(Saved entries)
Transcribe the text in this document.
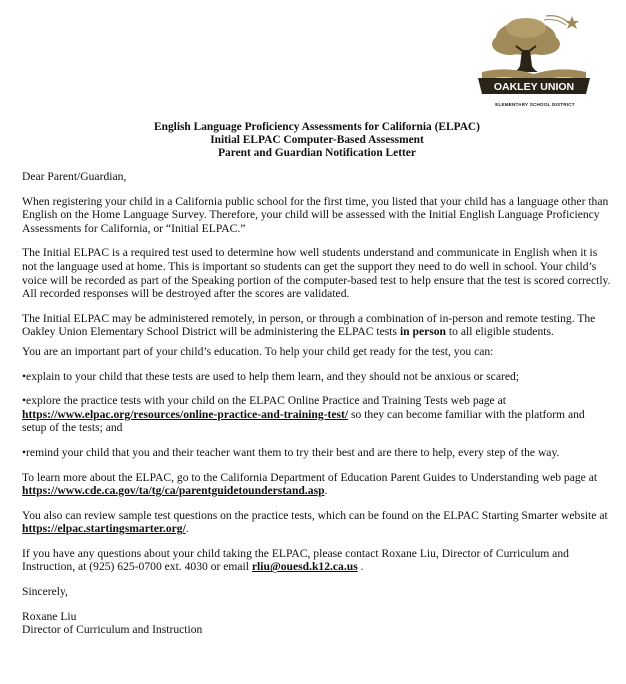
OAKLEY UNION
ELEMENTARY SCHOOL DISTRICT
English Language Proficiency Assessments for California (ELPAC)
Initial ELPAC Computer-Based Assessment
Parent and Guardian Notification Letter

Dear Parent/Guardian,

When registering your child in a California public school for the first time, you listed that your child has a language other than English on the Home Language Survey. Therefore, your child will be assessed with the Initial English Language Proficiency Assessments for California, or “Initial ELPAC.”

The Initial ELPAC is a required test used to determine how well students understand and communicate in English when it is not the language used at home. This is important so students can get the support they need to do well in school. Your child’s voice will be recorded as part of the Speaking portion of the computer-based test to help ensure that the test is scored correctly. All recorded responses will be destroyed after the scores are validated.

The Initial ELPAC may be administered remotely, in person, or through a combination of in-person and remote testing. The Oakley Union Elementary School District will be administering the ELPAC tests in person to all eligible students.

You are an important part of your child’s education. To help your child get ready for the test, you can:

•explain to your child that these tests are used to help them learn, and they should not be anxious or scared;

•explore the practice tests with your child on the ELPAC Online Practice and Training Tests web page at https://www.elpac.org/resources/online-practice-and-training-test/ so they can become familiar with the platform and setup of the tests; and

•remind your child that you and their teacher want them to try their best and are there to help, every step of the way.

To learn more about the ELPAC, go to the California Department of Education Parent Guides to Understanding web page at https://www.cde.ca.gov/ta/tg/ca/parentguidetounderstand.asp.

You also can review sample test questions on the practice tests, which can be found on the ELPAC Starting Smarter website at https://elpac.startingsmarter.org/.

If you have any questions about your child taking the ELPAC, please contact Roxane Liu, Director of Curriculum and Instruction, at (925) 625-0700 ext. 4030 or email rliu@ouesd.k12.ca.us .

Sincerely,

Roxane Liu

Director of Curriculum and Instruction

● EXERCISE GOAL
Images in the records should not be copied. Repeat all the rest exactly.

● COMPLETED TASK
Transcribe the text in this document.
OAKLEY UNION
ELEMENTARY SCHOOL DISTRICT
English Language Proficiency Assessments for California (ELPAC)
Initial ELPAC Computer-Based Assessment
Parent and Guardian Notification Letter

Dear Parent/Guardian,

When registering your child in a California public school for the first time, you listed that your child has a language other than English on the Home Language Survey. Therefore, your child will be assessed with the Initial English Language Proficiency Assessments for California, or “Initial ELPAC.”

The Initial ELPAC is a required test used to determine how well students understand and communicate in English when it is not the language used at home. This is important so students can get the support they need to do well in school. Your child’s voice will be recorded as part of the Speaking portion of the computer-based test to help ensure that the test is scored correctly. All recorded responses will be destroyed after the scores are validated.

The Initial ELPAC may be administered remotely, in person, or through a combination of in-person and remote testing. The Oakley Union Elementary School District will be administering the ELPAC tests in person to all eligible students.

You are an important part of your child’s education. To help your child get ready for the test, you can:

•explain to your child that these tests are used to help them learn, and they should not be anxious or scared;

•explore the practice tests with your child on the ELPAC Online Practice and Training Tests web page at https://www.elpac.org/resources/online-practice-and-training-test/ so they can become familiar with the platform and setup of the tests; and

•remind your child that you and their teacher want them to try their best and are there to help, every step of the way.

To learn more about the ELPAC, go to the California Department of Education Parent Guides to Understanding web page at https://www.cde.ca.gov/ta/tg/ca/parentguidetounderstand.asp.

You also can review sample test questions on the practice tests, which can be found on the ELPAC Starting Smarter website at https://elpac.startingsmarter.org/.

If you have any questions about your child taking the ELPAC, please contact Roxane Liu, Director of Curriculum and Instruction, at (925) 625-0700 ext. 4030 or email rliu@ouesd.k12.ca.us .

Sincerely,

Roxane Liu

Director of Curriculum and Instruction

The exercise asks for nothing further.